## EXERCISE INPUT
::::::::::

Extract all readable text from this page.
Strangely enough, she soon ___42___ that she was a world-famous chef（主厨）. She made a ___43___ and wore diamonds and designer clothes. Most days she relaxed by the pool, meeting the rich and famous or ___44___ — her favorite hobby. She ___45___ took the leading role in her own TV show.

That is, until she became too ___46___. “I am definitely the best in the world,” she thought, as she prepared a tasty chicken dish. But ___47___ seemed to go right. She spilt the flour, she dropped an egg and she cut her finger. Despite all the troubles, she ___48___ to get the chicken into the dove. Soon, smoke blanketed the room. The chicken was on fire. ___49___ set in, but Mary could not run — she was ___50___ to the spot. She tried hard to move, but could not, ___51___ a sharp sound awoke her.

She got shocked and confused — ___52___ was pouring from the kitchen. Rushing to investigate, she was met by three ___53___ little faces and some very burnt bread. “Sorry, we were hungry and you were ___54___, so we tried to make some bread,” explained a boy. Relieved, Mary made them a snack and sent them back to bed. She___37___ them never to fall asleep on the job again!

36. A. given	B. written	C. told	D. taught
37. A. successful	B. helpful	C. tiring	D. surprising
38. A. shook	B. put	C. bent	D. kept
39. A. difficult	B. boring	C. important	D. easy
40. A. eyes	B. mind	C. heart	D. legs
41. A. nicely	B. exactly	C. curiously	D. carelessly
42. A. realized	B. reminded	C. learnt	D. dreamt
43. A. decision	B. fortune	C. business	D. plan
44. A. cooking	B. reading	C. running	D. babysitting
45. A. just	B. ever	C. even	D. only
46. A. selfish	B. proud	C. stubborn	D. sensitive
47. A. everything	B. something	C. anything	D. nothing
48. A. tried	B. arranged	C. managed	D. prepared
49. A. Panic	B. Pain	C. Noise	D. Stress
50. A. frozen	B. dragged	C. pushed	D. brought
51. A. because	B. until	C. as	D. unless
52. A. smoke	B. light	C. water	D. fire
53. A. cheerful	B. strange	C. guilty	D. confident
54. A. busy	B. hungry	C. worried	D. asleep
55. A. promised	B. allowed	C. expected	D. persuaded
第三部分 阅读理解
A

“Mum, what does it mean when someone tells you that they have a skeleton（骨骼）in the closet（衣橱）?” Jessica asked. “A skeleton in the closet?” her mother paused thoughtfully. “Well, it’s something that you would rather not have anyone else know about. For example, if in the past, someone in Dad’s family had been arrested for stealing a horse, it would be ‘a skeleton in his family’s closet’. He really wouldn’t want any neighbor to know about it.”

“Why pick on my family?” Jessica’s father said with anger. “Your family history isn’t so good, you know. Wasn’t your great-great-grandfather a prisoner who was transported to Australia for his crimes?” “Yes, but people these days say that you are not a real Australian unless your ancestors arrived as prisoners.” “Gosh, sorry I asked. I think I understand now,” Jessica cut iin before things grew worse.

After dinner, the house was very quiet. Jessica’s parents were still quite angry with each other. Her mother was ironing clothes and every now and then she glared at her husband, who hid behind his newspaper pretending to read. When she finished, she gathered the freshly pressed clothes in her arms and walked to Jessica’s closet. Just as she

::::::::::

## THE TASK
Determine how many lines include the string "hungry". Give no answer but the number.

## COMPLETE OUTPUT
2